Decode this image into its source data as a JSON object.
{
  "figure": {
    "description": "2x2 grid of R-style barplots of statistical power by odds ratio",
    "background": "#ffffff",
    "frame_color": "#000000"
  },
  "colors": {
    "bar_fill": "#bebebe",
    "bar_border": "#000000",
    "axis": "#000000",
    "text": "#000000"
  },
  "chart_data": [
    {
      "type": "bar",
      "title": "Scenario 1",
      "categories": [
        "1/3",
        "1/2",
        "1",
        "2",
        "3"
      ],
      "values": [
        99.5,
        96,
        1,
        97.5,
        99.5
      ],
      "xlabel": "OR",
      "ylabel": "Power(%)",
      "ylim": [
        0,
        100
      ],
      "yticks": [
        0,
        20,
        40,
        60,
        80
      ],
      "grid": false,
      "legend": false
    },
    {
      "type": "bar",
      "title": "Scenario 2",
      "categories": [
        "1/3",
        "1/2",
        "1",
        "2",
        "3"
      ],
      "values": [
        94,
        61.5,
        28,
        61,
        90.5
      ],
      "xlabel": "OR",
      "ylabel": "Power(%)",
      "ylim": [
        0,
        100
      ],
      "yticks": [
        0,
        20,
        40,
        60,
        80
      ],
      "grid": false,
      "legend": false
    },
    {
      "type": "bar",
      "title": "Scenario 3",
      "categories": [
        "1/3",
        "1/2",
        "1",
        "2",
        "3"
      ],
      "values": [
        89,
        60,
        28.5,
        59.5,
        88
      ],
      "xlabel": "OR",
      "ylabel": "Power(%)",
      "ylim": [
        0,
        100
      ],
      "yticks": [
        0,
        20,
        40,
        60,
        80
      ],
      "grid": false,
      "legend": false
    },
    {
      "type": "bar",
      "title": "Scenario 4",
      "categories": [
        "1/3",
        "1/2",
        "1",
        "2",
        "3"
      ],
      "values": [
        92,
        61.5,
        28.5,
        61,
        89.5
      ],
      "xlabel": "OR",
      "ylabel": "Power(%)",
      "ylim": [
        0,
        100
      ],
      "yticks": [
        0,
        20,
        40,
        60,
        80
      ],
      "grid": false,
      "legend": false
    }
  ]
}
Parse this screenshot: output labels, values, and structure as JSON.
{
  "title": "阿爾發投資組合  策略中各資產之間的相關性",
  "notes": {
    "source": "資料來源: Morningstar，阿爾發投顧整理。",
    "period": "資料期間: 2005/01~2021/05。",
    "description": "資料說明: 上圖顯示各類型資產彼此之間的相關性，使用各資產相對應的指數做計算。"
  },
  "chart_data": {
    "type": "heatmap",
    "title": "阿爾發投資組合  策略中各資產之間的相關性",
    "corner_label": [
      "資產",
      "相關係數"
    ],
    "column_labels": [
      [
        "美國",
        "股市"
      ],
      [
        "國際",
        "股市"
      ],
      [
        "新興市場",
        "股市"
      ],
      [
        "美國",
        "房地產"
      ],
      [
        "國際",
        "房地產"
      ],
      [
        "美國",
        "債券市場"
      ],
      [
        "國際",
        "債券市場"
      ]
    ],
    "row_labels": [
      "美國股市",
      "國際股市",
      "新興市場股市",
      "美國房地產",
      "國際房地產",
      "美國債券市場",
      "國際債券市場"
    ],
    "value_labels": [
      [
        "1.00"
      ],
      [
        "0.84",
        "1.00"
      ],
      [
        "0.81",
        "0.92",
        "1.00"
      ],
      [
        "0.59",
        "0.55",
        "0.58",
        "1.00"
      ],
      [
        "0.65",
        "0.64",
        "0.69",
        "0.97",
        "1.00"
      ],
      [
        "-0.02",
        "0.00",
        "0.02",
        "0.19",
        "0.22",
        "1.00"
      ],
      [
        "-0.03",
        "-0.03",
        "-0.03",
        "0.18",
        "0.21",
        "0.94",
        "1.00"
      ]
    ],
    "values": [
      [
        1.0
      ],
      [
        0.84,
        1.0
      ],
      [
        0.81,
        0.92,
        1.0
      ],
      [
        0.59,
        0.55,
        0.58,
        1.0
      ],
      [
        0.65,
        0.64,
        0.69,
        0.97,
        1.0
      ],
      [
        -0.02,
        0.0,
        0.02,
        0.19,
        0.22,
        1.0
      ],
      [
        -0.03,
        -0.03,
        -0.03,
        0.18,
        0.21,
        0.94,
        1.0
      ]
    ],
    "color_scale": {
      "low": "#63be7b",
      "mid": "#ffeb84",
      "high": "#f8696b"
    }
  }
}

————————

## EXERCISE TASK
Looking at the records above, say how many lines hold the string "title". Write nothing but the number.

## THE SOLUTION
6